[Dataset records on visual material]
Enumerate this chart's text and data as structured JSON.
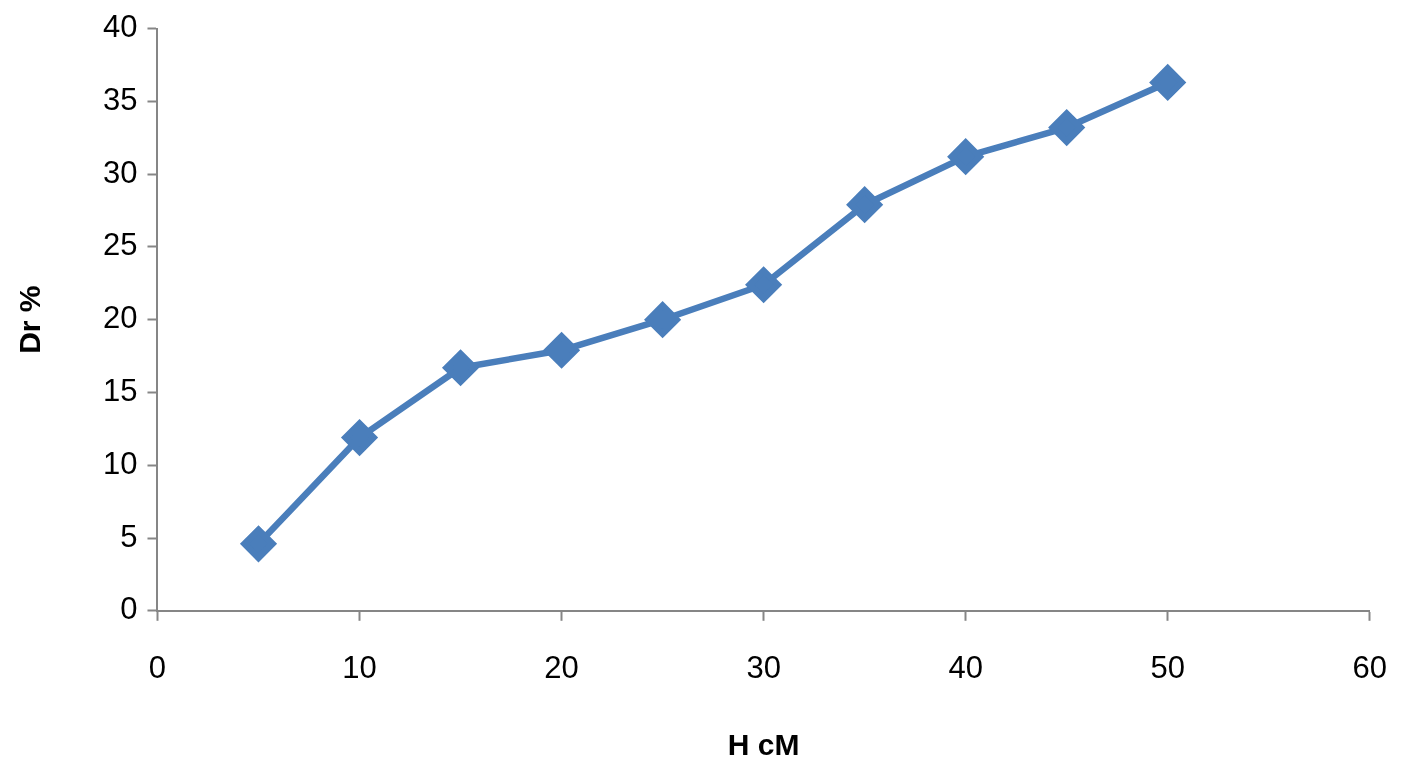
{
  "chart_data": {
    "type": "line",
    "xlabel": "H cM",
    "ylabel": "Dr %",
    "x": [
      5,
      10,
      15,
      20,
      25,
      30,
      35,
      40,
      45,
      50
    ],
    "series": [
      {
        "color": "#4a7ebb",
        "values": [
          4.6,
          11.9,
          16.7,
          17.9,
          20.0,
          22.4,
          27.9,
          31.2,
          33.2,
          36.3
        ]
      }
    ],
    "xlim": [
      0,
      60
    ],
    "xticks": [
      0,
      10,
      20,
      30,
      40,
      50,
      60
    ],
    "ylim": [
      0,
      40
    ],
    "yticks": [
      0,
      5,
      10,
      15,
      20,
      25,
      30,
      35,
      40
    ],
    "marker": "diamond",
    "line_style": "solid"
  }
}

**Task directions:** Pictures excluded, quote all the data above exactly.

**The answer:**
Enumerate this chart's text and data as structured JSON.
{
  "chart_data": {
    "type": "line",
    "xlabel": "H cM",
    "ylabel": "Dr %",
    "x": [
      5,
      10,
      15,
      20,
      25,
      30,
      35,
      40,
      45,
      50
    ],
    "series": [
      {
        "color": "#4a7ebb",
        "values": [
          4.6,
          11.9,
          16.7,
          17.9,
          20.0,
          22.4,
          27.9,
          31.2,
          33.2,
          36.3
        ]
      }
    ],
    "xlim": [
      0,
      60
    ],
    "xticks": [
      0,
      10,
      20,
      30,
      40,
      50,
      60
    ],
    "ylim": [
      0,
      40
    ],
    "yticks": [
      0,
      5,
      10,
      15,
      20,
      25,
      30,
      35,
      40
    ],
    "marker": "diamond",
    "line_style": "solid"
  }
}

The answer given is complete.